[Figure content listings]
****************************************

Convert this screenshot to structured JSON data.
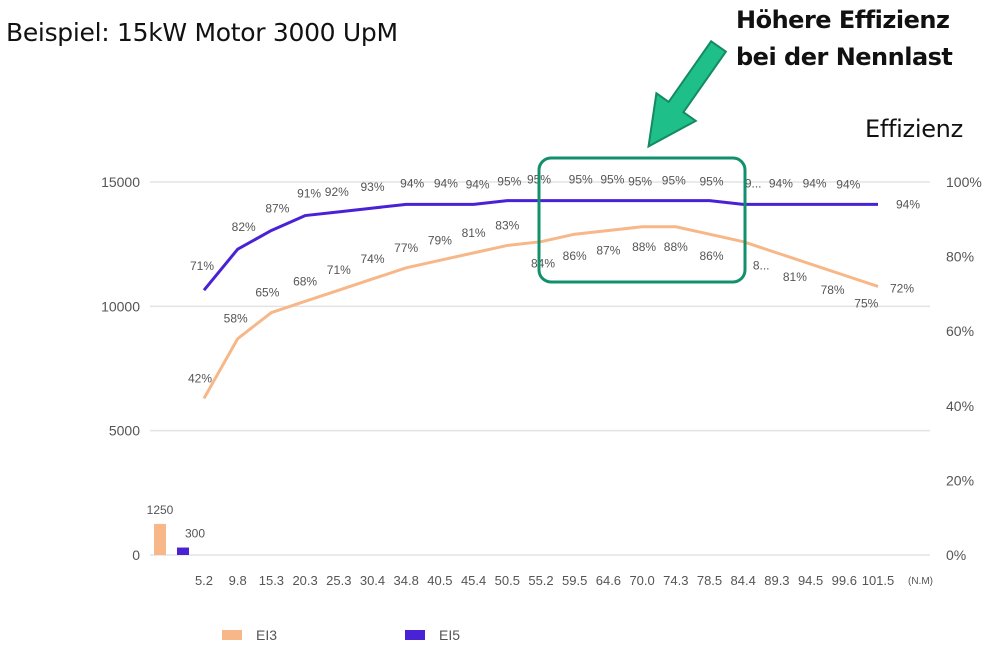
{
  "header": {
    "title": "Beispiel: 15kW Motor 3000 UpM",
    "callout_line1": "Höhere Effizienz",
    "callout_line2": "bei der Nennlast",
    "right_axis_title": "Effizienz"
  },
  "colors": {
    "ei3": "#f7b788",
    "ei5": "#4a22d6",
    "highlight": "#12906b",
    "grid": "#e3e3e3",
    "tick_text": "#555555"
  },
  "legend": {
    "items": [
      {
        "label": "EI3",
        "color": "#f7b788"
      },
      {
        "label": "EI5",
        "color": "#4a22d6"
      }
    ]
  },
  "chart_data": {
    "type": "line",
    "title": "Beispiel: 15kW Motor 3000 UpM",
    "xlabel": "(N.M)",
    "ylabel_left": "",
    "ylabel_right": "Effizienz",
    "categories": [
      "5.2",
      "9.8",
      "15.3",
      "20.3",
      "25.3",
      "30.4",
      "34.8",
      "40.5",
      "45.4",
      "50.5",
      "55.2",
      "59.5",
      "64.6",
      "70.0",
      "74.3",
      "78.5",
      "84.4",
      "89.3",
      "94.5",
      "99.6",
      "101.5"
    ],
    "left_axis": {
      "ticks": [
        0,
        5000,
        10000,
        15000
      ],
      "range": [
        0,
        15000
      ]
    },
    "right_axis": {
      "ticks": [
        "0%",
        "20%",
        "40%",
        "60%",
        "80%",
        "100%"
      ],
      "range": [
        0,
        100
      ]
    },
    "grid": true,
    "legend_position": "bottom",
    "series": [
      {
        "name": "EI3",
        "axis": "right",
        "values": [
          42,
          58,
          65,
          68,
          71,
          74,
          77,
          79,
          81,
          83,
          84,
          86,
          87,
          88,
          88,
          86,
          84,
          81,
          78,
          75,
          72
        ],
        "labels": [
          "42%",
          "58%",
          "65%",
          "68%",
          "71%",
          "74%",
          "77%",
          "79%",
          "81%",
          "83%",
          "84%",
          "86%",
          "87%",
          "88%",
          "88%",
          "86%",
          "8...",
          "81%",
          "78%",
          "75%",
          "72%"
        ]
      },
      {
        "name": "EI5",
        "axis": "right",
        "values": [
          71,
          82,
          87,
          91,
          92,
          93,
          94,
          94,
          94,
          95,
          95,
          95,
          95,
          95,
          95,
          95,
          94,
          94,
          94,
          94,
          94
        ],
        "labels": [
          "71%",
          "82%",
          "87%",
          "91%",
          "92%",
          "93%",
          "94%",
          "94%",
          "94%",
          "95%",
          "95%",
          "95%",
          "95%",
          "95%",
          "95%",
          "95%",
          "9...",
          "94%",
          "94%",
          "94%",
          "94%"
        ]
      }
    ],
    "bars": [
      {
        "name": "EI3",
        "value": 1250,
        "label": "1250"
      },
      {
        "name": "EI5",
        "value": 300,
        "label": "300"
      }
    ],
    "annotations": [
      {
        "type": "rounded-box",
        "covers_categories": [
          "55.2",
          "84.4"
        ],
        "text": "Höhere Effizienz bei der Nennlast"
      }
    ]
  }
}
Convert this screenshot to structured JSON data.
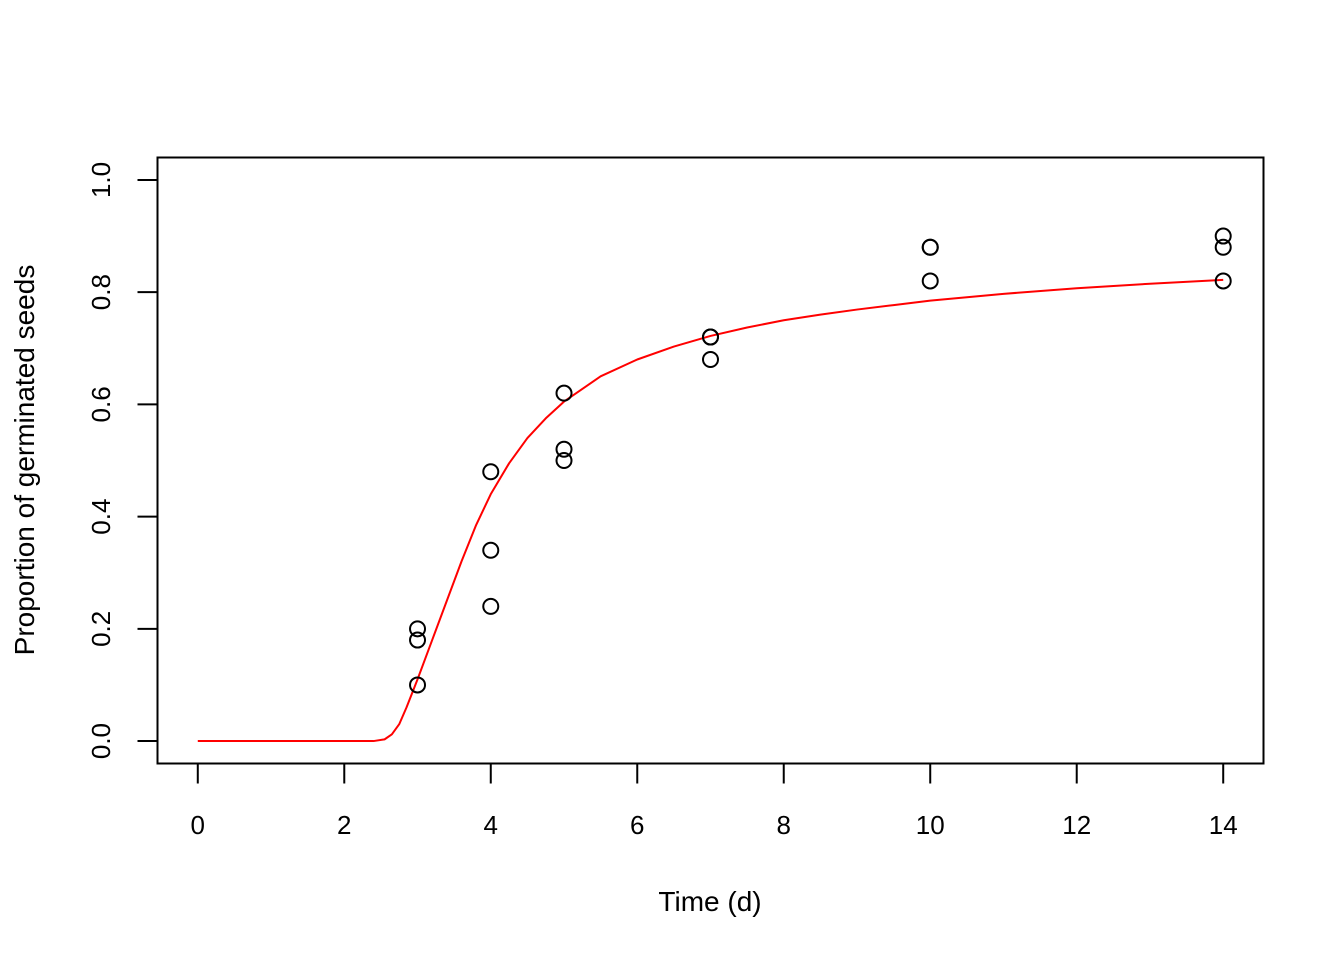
{
  "chart_data": {
    "type": "scatter",
    "title": "",
    "xlabel": "Time (d)",
    "ylabel": "Proportion of germinated seeds",
    "xlim": [
      -0.55,
      14.55
    ],
    "ylim": [
      -0.04,
      1.04
    ],
    "x_ticks": [
      0,
      2,
      4,
      6,
      8,
      10,
      12,
      14
    ],
    "x_tick_labels": [
      "0",
      "2",
      "4",
      "6",
      "8",
      "10",
      "12",
      "14"
    ],
    "y_ticks": [
      0.0,
      0.2,
      0.4,
      0.6,
      0.8,
      1.0
    ],
    "y_tick_labels": [
      "0.0",
      "0.2",
      "0.4",
      "0.6",
      "0.8",
      "1.0"
    ],
    "grid": false,
    "legend": "none",
    "series": [
      {
        "kind": "points",
        "marker": "open-circle",
        "color": "#000000",
        "points": [
          {
            "x": 3,
            "y": 0.1
          },
          {
            "x": 3,
            "y": 0.18
          },
          {
            "x": 3,
            "y": 0.2
          },
          {
            "x": 4,
            "y": 0.24
          },
          {
            "x": 4,
            "y": 0.34
          },
          {
            "x": 4,
            "y": 0.48
          },
          {
            "x": 5,
            "y": 0.5
          },
          {
            "x": 5,
            "y": 0.52
          },
          {
            "x": 5,
            "y": 0.62
          },
          {
            "x": 7,
            "y": 0.68
          },
          {
            "x": 7,
            "y": 0.72
          },
          {
            "x": 7,
            "y": 0.72
          },
          {
            "x": 10,
            "y": 0.82
          },
          {
            "x": 10,
            "y": 0.88
          },
          {
            "x": 10,
            "y": 0.88
          },
          {
            "x": 14,
            "y": 0.82
          },
          {
            "x": 14,
            "y": 0.88
          },
          {
            "x": 14,
            "y": 0.9
          }
        ]
      },
      {
        "kind": "fitted-curve",
        "color": "#ff0000",
        "points": [
          {
            "x": 0,
            "y": 0.0
          },
          {
            "x": 1,
            "y": 0.0
          },
          {
            "x": 2,
            "y": 0.0
          },
          {
            "x": 2.4,
            "y": 0.0
          },
          {
            "x": 2.55,
            "y": 0.003
          },
          {
            "x": 2.65,
            "y": 0.012
          },
          {
            "x": 2.75,
            "y": 0.03
          },
          {
            "x": 2.85,
            "y": 0.06
          },
          {
            "x": 3.0,
            "y": 0.11
          },
          {
            "x": 3.2,
            "y": 0.18
          },
          {
            "x": 3.4,
            "y": 0.25
          },
          {
            "x": 3.6,
            "y": 0.32
          },
          {
            "x": 3.8,
            "y": 0.385
          },
          {
            "x": 4.0,
            "y": 0.44
          },
          {
            "x": 4.25,
            "y": 0.495
          },
          {
            "x": 4.5,
            "y": 0.54
          },
          {
            "x": 4.75,
            "y": 0.575
          },
          {
            "x": 5.0,
            "y": 0.605
          },
          {
            "x": 5.5,
            "y": 0.65
          },
          {
            "x": 6.0,
            "y": 0.68
          },
          {
            "x": 6.5,
            "y": 0.703
          },
          {
            "x": 7.0,
            "y": 0.722
          },
          {
            "x": 7.5,
            "y": 0.737
          },
          {
            "x": 8.0,
            "y": 0.75
          },
          {
            "x": 8.5,
            "y": 0.76
          },
          {
            "x": 9.0,
            "y": 0.769
          },
          {
            "x": 9.5,
            "y": 0.777
          },
          {
            "x": 10.0,
            "y": 0.785
          },
          {
            "x": 11.0,
            "y": 0.797
          },
          {
            "x": 12.0,
            "y": 0.807
          },
          {
            "x": 13.0,
            "y": 0.815
          },
          {
            "x": 14.0,
            "y": 0.822
          }
        ]
      }
    ]
  }
}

****************************************

Images do not belong in the copy; reproduce all other parts of the records above verbatim.

▸ **In response**:
Convert this screenshot to structured JSON data.
{
  "header": {
    "title": "Beispiel: 15kW Motor 3000 UpM",
    "callout_line1": "Höhere Effizienz",
    "callout_line2": "bei der Nennlast",
    "right_axis_title": "Effizienz"
  },
  "colors": {
    "ei3": "#f7b788",
    "ei5": "#4a22d6",
    "highlight": "#12906b",
    "grid": "#e3e3e3",
    "tick_text": "#555555"
  },
  "legend": {
    "items": [
      {
        "label": "EI3",
        "color": "#f7b788"
      },
      {
        "label": "EI5",
        "color": "#4a22d6"
      }
    ]
  },
  "chart_data": {
    "type": "line",
    "title": "Beispiel: 15kW Motor 3000 UpM",
    "xlabel": "(N.M)",
    "ylabel_left": "",
    "ylabel_right": "Effizienz",
    "categories": [
      "5.2",
      "9.8",
      "15.3",
      "20.3",
      "25.3",
      "30.4",
      "34.8",
      "40.5",
      "45.4",
      "50.5",
      "55.2",
      "59.5",
      "64.6",
      "70.0",
      "74.3",
      "78.5",
      "84.4",
      "89.3",
      "94.5",
      "99.6",
      "101.5"
    ],
    "left_axis": {
      "ticks": [
        0,
        5000,
        10000,
        15000
      ],
      "range": [
        0,
        15000
      ]
    },
    "right_axis": {
      "ticks": [
        "0%",
        "20%",
        "40%",
        "60%",
        "80%",
        "100%"
      ],
      "range": [
        0,
        100
      ]
    },
    "grid": true,
    "legend_position": "bottom",
    "series": [
      {
        "name": "EI3",
        "axis": "right",
        "values": [
          42,
          58,
          65,
          68,
          71,
          74,
          77,
          79,
          81,
          83,
          84,
          86,
          87,
          88,
          88,
          86,
          84,
          81,
          78,
          75,
          72
        ],
        "labels": [
          "42%",
          "58%",
          "65%",
          "68%",
          "71%",
          "74%",
          "77%",
          "79%",
          "81%",
          "83%",
          "84%",
          "86%",
          "87%",
          "88%",
          "88%",
          "86%",
          "8...",
          "81%",
          "78%",
          "75%",
          "72%"
        ]
      },
      {
        "name": "EI5",
        "axis": "right",
        "values": [
          71,
          82,
          87,
          91,
          92,
          93,
          94,
          94,
          94,
          95,
          95,
          95,
          95,
          95,
          95,
          95,
          94,
          94,
          94,
          94,
          94
        ],
        "labels": [
          "71%",
          "82%",
          "87%",
          "91%",
          "92%",
          "93%",
          "94%",
          "94%",
          "94%",
          "95%",
          "95%",
          "95%",
          "95%",
          "95%",
          "95%",
          "95%",
          "9...",
          "94%",
          "94%",
          "94%",
          "94%"
        ]
      }
    ],
    "bars": [
      {
        "name": "EI3",
        "value": 1250,
        "label": "1250"
      },
      {
        "name": "EI5",
        "value": 300,
        "label": "300"
      }
    ],
    "annotations": [
      {
        "type": "rounded-box",
        "covers_categories": [
          "55.2",
          "84.4"
        ],
        "text": "Höhere Effizienz bei der Nennlast"
      }
    ]
  }
}
Convert this screenshot to structured JSON data.
{
  "chart_data": {
    "type": "scatter",
    "title": "",
    "xlabel": "Time (d)",
    "ylabel": "Proportion of germinated seeds",
    "xlim": [
      -0.55,
      14.55
    ],
    "ylim": [
      -0.04,
      1.04
    ],
    "x_ticks": [
      0,
      2,
      4,
      6,
      8,
      10,
      12,
      14
    ],
    "x_tick_labels": [
      "0",
      "2",
      "4",
      "6",
      "8",
      "10",
      "12",
      "14"
    ],
    "y_ticks": [
      0.0,
      0.2,
      0.4,
      0.6,
      0.8,
      1.0
    ],
    "y_tick_labels": [
      "0.0",
      "0.2",
      "0.4",
      "0.6",
      "0.8",
      "1.0"
    ],
    "grid": false,
    "legend": "none",
    "series": [
      {
        "kind": "points",
        "marker": "open-circle",
        "color": "#000000",
        "points": [
          {
            "x": 3,
            "y": 0.1
          },
          {
            "x": 3,
            "y": 0.18
          },
          {
            "x": 3,
            "y": 0.2
          },
          {
            "x": 4,
            "y": 0.24
          },
          {
            "x": 4,
            "y": 0.34
          },
          {
            "x": 4,
            "y": 0.48
          },
          {
            "x": 5,
            "y": 0.5
          },
          {
            "x": 5,
            "y": 0.52
          },
          {
            "x": 5,
            "y": 0.62
          },
          {
            "x": 7,
            "y": 0.68
          },
          {
            "x": 7,
            "y": 0.72
          },
          {
            "x": 7,
            "y": 0.72
          },
          {
            "x": 10,
            "y": 0.82
          },
          {
            "x": 10,
            "y": 0.88
          },
          {
            "x": 10,
            "y": 0.88
          },
          {
            "x": 14,
            "y": 0.82
          },
          {
            "x": 14,
            "y": 0.88
          },
          {
            "x": 14,
            "y": 0.9
          }
        ]
      },
      {
        "kind": "fitted-curve",
        "color": "#ff0000",
        "points": [
          {
            "x": 0,
            "y": 0.0
          },
          {
            "x": 1,
            "y": 0.0
          },
          {
            "x": 2,
            "y": 0.0
          },
          {
            "x": 2.4,
            "y": 0.0
          },
          {
            "x": 2.55,
            "y": 0.003
          },
          {
            "x": 2.65,
            "y": 0.012
          },
          {
            "x": 2.75,
            "y": 0.03
          },
          {
            "x": 2.85,
            "y": 0.06
          },
          {
            "x": 3.0,
            "y": 0.11
          },
          {
            "x": 3.2,
            "y": 0.18
          },
          {
            "x": 3.4,
            "y": 0.25
          },
          {
            "x": 3.6,
            "y": 0.32
          },
          {
            "x": 3.8,
            "y": 0.385
          },
          {
            "x": 4.0,
            "y": 0.44
          },
          {
            "x": 4.25,
            "y": 0.495
          },
          {
            "x": 4.5,
            "y": 0.54
          },
          {
            "x": 4.75,
            "y": 0.575
          },
          {
            "x": 5.0,
            "y": 0.605
          },
          {
            "x": 5.5,
            "y": 0.65
          },
          {
            "x": 6.0,
            "y": 0.68
          },
          {
            "x": 6.5,
            "y": 0.703
          },
          {
            "x": 7.0,
            "y": 0.722
          },
          {
            "x": 7.5,
            "y": 0.737
          },
          {
            "x": 8.0,
            "y": 0.75
          },
          {
            "x": 8.5,
            "y": 0.76
          },
          {
            "x": 9.0,
            "y": 0.769
          },
          {
            "x": 9.5,
            "y": 0.777
          },
          {
            "x": 10.0,
            "y": 0.785
          },
          {
            "x": 11.0,
            "y": 0.797
          },
          {
            "x": 12.0,
            "y": 0.807
          },
          {
            "x": 13.0,
            "y": 0.815
          },
          {
            "x": 14.0,
            "y": 0.822
          }
        ]
      }
    ]
  }
}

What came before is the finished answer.